Search the data for the string "Wang" and gather each line it is in.
**********
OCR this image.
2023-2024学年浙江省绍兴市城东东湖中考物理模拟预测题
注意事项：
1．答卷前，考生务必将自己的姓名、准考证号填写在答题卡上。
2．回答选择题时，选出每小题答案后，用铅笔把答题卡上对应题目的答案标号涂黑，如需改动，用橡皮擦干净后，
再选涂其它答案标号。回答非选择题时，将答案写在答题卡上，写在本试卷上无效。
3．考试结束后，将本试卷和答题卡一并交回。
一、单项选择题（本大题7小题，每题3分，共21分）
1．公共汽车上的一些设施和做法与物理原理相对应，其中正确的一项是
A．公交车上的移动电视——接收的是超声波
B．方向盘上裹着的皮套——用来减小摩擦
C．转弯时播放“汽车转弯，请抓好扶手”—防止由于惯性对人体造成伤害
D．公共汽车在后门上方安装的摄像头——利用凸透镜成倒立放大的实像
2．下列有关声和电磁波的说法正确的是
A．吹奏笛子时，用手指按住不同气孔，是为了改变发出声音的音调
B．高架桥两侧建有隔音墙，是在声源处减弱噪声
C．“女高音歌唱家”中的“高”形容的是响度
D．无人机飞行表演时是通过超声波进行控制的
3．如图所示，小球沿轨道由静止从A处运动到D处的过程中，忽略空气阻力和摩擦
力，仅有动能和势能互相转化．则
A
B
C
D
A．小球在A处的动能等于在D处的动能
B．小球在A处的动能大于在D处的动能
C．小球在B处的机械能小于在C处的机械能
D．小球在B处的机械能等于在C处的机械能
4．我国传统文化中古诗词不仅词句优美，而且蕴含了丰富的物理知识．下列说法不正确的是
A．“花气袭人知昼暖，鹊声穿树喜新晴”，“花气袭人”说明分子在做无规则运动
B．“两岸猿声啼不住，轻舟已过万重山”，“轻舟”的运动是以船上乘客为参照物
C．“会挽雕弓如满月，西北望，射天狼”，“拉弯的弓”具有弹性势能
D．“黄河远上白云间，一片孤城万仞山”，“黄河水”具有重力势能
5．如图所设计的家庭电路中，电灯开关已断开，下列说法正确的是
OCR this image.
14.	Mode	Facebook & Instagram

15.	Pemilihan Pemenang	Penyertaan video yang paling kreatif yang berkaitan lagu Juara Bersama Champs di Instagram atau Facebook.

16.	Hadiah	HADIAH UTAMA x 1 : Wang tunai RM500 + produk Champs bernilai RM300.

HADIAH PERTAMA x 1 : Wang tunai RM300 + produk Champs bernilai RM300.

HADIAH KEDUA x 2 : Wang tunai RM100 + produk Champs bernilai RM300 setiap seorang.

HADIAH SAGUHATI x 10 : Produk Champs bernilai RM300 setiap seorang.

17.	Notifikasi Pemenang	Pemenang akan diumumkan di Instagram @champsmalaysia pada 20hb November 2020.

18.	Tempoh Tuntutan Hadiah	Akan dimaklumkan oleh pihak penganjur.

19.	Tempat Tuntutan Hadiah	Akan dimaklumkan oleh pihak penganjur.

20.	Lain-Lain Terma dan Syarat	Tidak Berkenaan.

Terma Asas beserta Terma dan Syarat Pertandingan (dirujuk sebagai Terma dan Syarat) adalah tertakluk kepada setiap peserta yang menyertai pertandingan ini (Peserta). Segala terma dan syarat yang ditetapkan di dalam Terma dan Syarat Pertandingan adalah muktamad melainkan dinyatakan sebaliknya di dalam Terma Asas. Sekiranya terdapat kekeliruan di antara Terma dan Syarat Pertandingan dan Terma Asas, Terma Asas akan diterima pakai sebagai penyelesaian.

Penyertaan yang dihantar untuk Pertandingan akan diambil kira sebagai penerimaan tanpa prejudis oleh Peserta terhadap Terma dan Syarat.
**********
Finished exercise:
16.	Hadiah	HADIAH UTAMA x 1 : Wang tunai RM500 + produk Champs bernilai RM300.
HADIAH PERTAMA x 1 : Wang tunai RM300 + produk Champs bernilai RM300.
HADIAH KEDUA x 2 : Wang tunai RM100 + produk Champs bernilai RM300 setiap seorang.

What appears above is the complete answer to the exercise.